YOUR OBJECTIVE
The data must be returned in full and exactly as given.

Dataset listings of figures

• • • • • • •

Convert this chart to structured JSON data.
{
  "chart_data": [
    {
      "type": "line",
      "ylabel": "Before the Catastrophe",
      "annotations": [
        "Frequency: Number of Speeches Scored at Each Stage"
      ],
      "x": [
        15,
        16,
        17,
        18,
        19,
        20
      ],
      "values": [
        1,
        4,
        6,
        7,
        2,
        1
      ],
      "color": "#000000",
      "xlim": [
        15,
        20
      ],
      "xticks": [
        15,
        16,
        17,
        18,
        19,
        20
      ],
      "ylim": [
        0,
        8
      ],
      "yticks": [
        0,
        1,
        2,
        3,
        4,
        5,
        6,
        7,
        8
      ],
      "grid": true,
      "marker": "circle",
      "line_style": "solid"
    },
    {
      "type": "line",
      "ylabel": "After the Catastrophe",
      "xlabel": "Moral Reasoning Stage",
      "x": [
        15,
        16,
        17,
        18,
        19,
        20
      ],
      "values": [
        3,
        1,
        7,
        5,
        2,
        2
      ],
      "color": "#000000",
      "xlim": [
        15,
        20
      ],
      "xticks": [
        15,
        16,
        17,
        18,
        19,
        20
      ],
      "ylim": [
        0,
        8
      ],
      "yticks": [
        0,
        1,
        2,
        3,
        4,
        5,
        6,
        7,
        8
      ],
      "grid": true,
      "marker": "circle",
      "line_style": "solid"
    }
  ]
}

• • • • • • •

RESPONSE TO THIS TASK
Convert this chart to structured JSON data.
{
  "chart_data": [
    {
      "type": "line",
      "ylabel": "Before the Catastrophe",
      "annotations": [
        "Frequency: Number of Speeches Scored at Each Stage"
      ],
      "x": [
        15,
        16,
        17,
        18,
        19,
        20
      ],
      "values": [
        1,
        4,
        6,
        7,
        2,
        1
      ],
      "color": "#000000",
      "xlim": [
        15,
        20
      ],
      "xticks": [
        15,
        16,
        17,
        18,
        19,
        20
      ],
      "ylim": [
        0,
        8
      ],
      "yticks": [
        0,
        1,
        2,
        3,
        4,
        5,
        6,
        7,
        8
      ],
      "grid": true,
      "marker": "circle",
      "line_style": "solid"
    },
    {
      "type": "line",
      "ylabel": "After the Catastrophe",
      "xlabel": "Moral Reasoning Stage",
      "x": [
        15,
        16,
        17,
        18,
        19,
        20
      ],
      "values": [
        3,
        1,
        7,
        5,
        2,
        2
      ],
      "color": "#000000",
      "xlim": [
        15,
        20
      ],
      "xticks": [
        15,
        16,
        17,
        18,
        19,
        20
      ],
      "ylim": [
        0,
        8
      ],
      "yticks": [
        0,
        1,
        2,
        3,
        4,
        5,
        6,
        7,
        8
      ],
      "grid": true,
      "marker": "circle",
      "line_style": "solid"
    }
  ]
}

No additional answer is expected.